» **AIM**: List each line holding the string "синтезируются".

● ● ●

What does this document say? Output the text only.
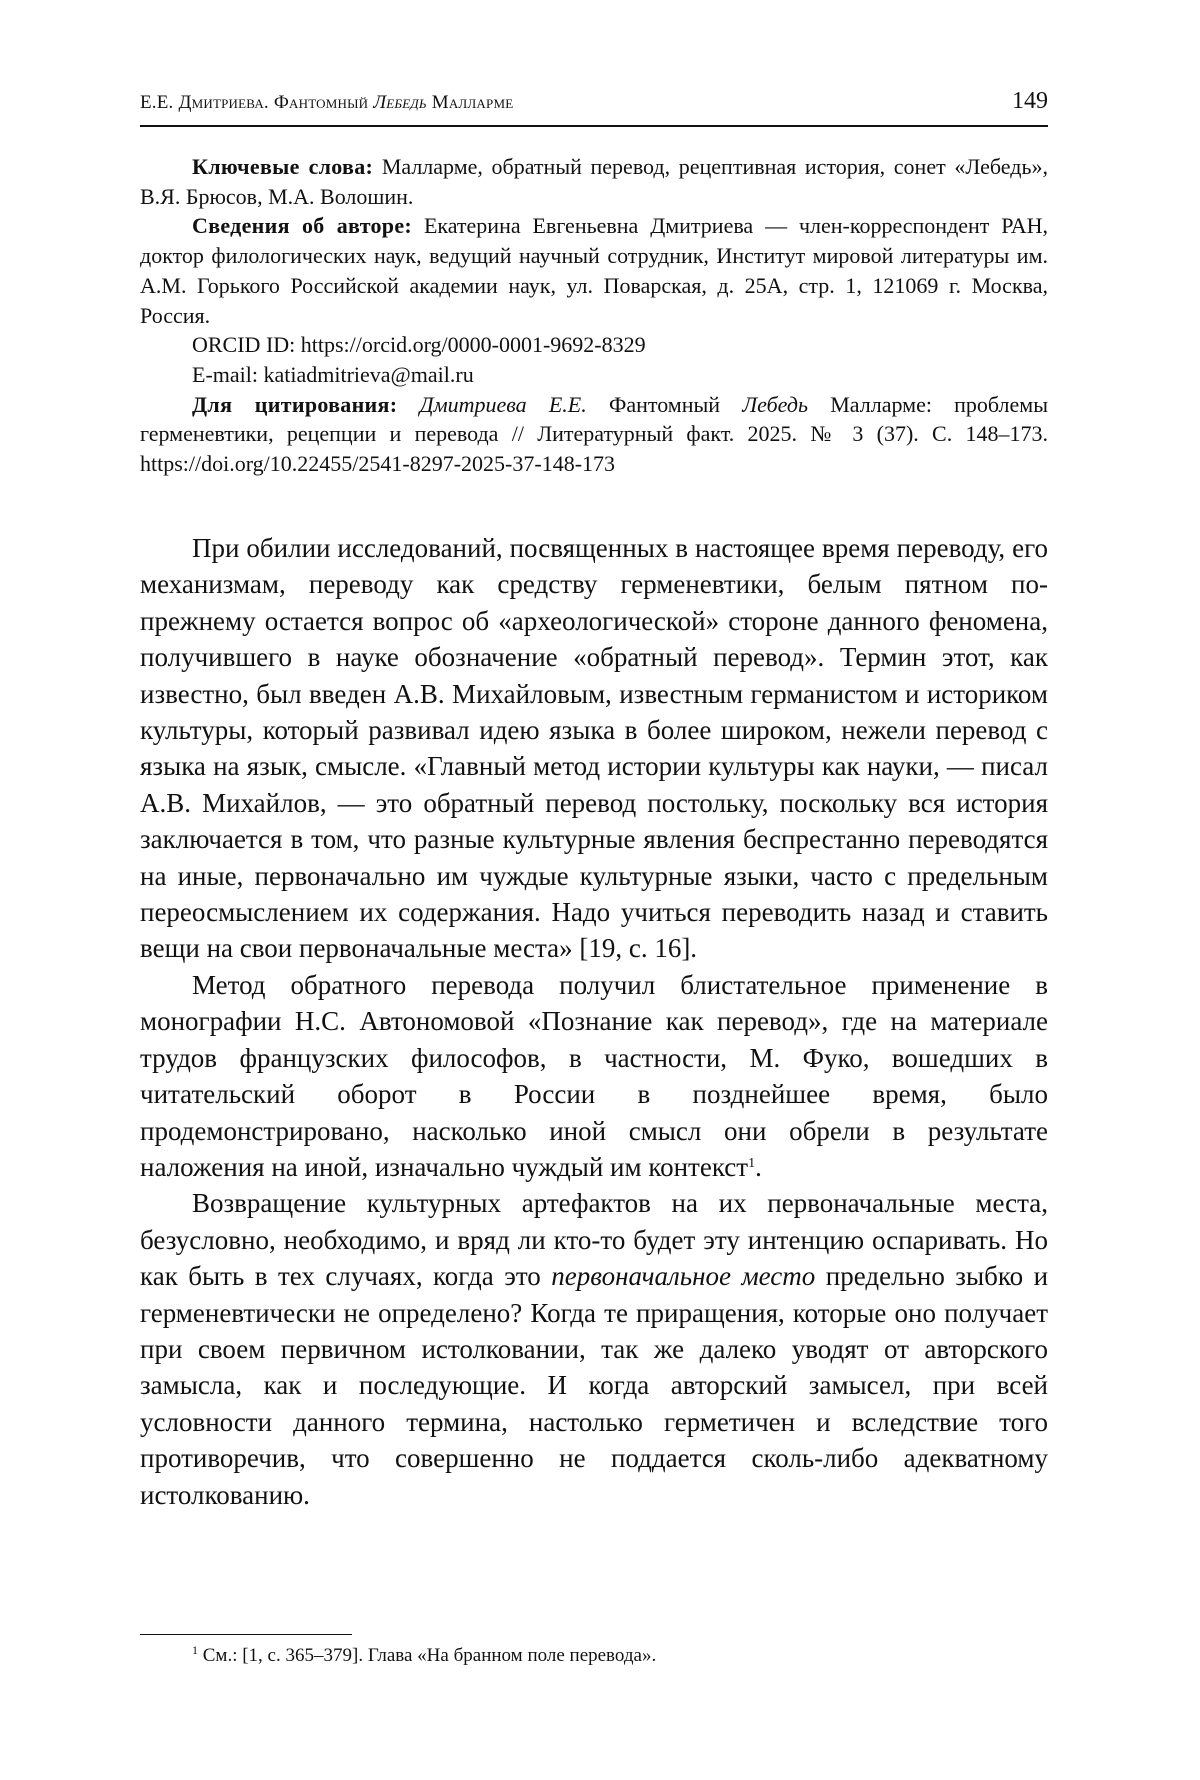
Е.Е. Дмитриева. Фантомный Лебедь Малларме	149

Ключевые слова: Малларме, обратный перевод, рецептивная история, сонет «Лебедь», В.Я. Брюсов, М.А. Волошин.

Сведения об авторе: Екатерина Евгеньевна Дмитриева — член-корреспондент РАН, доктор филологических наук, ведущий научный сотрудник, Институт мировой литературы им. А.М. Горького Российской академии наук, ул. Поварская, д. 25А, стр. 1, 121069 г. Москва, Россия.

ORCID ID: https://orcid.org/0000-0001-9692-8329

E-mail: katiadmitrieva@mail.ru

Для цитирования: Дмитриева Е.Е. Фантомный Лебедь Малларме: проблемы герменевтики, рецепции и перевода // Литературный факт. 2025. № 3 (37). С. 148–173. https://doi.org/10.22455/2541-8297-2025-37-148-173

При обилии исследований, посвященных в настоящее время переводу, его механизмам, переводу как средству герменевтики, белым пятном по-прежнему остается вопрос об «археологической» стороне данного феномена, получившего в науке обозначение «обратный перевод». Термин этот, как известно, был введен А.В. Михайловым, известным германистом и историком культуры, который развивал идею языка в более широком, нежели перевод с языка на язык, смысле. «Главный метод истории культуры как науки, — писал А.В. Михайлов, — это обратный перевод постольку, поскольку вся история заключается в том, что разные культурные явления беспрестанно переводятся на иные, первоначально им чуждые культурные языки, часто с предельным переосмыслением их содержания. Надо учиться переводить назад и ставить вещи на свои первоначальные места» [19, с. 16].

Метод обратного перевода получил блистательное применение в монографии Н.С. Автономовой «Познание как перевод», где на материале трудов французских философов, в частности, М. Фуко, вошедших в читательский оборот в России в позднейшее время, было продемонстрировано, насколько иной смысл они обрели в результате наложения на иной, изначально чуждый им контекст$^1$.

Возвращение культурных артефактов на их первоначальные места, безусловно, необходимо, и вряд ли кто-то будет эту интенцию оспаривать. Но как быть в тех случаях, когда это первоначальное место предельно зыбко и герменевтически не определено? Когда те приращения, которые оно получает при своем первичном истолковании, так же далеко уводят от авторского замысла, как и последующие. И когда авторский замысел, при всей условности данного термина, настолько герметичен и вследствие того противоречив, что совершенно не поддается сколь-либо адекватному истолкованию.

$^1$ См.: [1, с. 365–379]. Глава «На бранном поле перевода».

● ● ●

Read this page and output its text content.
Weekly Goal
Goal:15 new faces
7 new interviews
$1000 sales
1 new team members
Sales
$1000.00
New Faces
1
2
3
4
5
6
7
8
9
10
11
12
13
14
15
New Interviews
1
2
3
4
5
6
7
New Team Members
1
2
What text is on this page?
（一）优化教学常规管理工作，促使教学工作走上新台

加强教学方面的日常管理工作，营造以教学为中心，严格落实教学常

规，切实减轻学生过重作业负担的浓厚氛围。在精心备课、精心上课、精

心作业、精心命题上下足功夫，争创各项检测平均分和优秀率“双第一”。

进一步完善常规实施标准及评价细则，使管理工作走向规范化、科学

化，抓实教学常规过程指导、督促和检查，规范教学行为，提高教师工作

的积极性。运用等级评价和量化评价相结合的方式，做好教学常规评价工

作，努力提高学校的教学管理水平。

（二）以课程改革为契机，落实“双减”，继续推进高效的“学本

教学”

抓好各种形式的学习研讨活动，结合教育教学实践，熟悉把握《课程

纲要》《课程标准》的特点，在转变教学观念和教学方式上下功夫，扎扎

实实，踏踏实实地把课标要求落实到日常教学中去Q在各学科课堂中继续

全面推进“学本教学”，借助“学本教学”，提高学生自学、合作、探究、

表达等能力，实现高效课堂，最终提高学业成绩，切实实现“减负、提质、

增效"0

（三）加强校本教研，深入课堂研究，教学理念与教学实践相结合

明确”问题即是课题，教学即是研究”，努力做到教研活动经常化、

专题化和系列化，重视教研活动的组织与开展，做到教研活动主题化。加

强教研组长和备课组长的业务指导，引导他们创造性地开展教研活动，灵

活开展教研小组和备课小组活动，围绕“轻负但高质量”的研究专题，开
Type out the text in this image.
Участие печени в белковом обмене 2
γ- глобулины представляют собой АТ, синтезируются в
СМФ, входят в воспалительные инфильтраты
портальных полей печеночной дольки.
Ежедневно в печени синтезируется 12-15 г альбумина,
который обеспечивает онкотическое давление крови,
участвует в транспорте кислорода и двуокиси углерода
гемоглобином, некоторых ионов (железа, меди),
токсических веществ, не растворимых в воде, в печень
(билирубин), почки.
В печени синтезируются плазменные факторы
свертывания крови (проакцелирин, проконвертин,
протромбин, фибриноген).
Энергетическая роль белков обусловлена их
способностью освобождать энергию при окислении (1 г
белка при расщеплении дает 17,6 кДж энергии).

● ● ●

» **SOLVED EXERCISE**:
γ- глобулины представляют собой АТ, синтезируются в
В печени синтезируются плазменные факторы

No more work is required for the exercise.